→ Problem:
In the listing below, locate the lines that hold "timeseries" and copy them.

→ Material for this task:
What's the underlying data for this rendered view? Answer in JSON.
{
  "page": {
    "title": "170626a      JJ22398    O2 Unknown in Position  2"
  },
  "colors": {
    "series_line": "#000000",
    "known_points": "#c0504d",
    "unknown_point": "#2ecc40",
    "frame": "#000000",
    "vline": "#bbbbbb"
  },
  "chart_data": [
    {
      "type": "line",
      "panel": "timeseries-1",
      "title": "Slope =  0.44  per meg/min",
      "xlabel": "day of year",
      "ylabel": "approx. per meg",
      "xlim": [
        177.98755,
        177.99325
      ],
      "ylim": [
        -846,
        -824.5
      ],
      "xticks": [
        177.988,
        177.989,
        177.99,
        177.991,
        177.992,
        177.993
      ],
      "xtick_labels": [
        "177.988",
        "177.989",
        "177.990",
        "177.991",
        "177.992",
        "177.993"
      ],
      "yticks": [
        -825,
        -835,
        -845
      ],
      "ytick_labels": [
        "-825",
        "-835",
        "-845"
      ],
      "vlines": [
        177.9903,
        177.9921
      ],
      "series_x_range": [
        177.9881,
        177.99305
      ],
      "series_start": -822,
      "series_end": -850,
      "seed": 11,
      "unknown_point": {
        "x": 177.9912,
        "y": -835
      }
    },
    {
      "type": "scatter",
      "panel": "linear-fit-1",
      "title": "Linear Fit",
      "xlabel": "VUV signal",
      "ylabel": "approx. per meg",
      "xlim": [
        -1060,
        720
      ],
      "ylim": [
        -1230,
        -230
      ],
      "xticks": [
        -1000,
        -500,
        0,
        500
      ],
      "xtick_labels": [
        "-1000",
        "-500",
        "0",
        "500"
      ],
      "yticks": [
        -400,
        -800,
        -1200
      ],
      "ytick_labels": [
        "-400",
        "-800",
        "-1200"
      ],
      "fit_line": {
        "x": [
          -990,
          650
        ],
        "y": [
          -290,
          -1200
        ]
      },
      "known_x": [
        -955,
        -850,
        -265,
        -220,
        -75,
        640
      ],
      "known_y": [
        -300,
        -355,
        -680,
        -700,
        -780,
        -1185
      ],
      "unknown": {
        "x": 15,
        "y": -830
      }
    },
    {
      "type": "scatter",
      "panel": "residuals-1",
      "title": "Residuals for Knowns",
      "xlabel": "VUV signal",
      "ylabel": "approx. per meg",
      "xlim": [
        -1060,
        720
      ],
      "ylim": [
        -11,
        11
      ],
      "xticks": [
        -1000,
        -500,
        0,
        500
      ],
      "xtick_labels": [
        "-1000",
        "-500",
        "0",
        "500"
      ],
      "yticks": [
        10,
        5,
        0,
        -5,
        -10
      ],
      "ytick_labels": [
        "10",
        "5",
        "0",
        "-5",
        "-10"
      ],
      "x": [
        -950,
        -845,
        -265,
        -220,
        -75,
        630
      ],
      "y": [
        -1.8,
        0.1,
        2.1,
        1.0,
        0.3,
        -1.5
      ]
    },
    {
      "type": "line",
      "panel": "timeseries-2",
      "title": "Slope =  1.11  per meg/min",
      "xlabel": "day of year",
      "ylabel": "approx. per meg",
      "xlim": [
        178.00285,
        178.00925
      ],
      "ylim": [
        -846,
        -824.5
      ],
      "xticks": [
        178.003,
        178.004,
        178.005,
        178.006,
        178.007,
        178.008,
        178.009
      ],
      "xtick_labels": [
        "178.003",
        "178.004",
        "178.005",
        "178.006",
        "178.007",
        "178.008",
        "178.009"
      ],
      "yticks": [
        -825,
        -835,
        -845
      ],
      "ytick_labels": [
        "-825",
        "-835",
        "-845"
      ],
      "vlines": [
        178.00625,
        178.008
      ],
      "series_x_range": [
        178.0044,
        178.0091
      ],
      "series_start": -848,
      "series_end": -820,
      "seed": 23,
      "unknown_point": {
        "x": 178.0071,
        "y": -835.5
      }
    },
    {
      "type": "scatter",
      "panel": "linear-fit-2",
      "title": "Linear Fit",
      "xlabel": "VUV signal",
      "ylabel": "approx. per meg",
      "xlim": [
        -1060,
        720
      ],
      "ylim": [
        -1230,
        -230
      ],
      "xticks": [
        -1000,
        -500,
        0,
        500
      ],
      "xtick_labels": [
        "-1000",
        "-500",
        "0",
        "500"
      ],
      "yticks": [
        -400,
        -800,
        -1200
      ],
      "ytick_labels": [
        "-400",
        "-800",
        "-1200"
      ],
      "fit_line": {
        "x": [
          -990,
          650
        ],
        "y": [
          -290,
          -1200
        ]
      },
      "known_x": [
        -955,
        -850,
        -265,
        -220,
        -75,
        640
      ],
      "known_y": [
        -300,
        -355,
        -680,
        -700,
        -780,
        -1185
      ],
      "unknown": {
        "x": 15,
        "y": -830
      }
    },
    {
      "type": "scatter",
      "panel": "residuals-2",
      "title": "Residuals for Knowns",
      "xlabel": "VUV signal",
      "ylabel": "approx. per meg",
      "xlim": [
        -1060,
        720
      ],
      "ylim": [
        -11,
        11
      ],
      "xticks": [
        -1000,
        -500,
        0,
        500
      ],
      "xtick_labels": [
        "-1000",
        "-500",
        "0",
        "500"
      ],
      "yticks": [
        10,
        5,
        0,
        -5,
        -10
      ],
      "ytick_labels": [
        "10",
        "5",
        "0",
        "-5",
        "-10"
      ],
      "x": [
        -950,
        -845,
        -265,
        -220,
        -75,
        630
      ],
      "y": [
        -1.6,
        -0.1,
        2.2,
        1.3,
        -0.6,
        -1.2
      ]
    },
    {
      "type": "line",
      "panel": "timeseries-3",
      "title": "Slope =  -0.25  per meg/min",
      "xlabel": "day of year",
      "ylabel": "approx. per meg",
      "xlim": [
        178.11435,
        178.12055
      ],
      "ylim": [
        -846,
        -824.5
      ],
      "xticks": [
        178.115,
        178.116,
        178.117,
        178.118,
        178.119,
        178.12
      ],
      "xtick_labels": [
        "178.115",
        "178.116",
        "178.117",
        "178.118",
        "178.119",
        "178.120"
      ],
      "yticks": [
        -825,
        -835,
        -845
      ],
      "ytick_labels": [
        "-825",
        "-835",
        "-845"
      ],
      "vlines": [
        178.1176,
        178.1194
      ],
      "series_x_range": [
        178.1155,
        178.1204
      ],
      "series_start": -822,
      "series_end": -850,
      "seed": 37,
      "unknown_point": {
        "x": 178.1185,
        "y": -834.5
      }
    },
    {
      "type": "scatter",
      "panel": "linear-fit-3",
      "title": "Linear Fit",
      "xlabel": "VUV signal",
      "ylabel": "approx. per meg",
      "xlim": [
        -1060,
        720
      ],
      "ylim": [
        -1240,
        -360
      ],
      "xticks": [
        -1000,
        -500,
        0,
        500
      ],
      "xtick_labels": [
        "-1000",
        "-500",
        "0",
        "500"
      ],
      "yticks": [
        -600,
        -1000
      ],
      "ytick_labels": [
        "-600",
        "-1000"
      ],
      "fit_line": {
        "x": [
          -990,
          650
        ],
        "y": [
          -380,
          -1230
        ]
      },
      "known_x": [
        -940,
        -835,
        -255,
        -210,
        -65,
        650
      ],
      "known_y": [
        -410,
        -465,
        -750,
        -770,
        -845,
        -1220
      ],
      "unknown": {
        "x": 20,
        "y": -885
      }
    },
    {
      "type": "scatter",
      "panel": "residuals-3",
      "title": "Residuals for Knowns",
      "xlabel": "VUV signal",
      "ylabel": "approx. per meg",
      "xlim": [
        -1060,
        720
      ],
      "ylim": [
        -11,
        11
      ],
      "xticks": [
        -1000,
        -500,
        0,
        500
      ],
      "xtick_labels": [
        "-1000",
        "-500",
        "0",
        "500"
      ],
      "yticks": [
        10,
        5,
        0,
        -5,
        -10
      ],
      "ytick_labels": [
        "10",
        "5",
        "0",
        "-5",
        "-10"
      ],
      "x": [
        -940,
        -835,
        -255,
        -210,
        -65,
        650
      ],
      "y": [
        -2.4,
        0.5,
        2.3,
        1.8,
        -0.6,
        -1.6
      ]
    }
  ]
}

→ Exercise result:
      "panel": "timeseries-1",
      "panel": "timeseries-2",
      "panel": "timeseries-3",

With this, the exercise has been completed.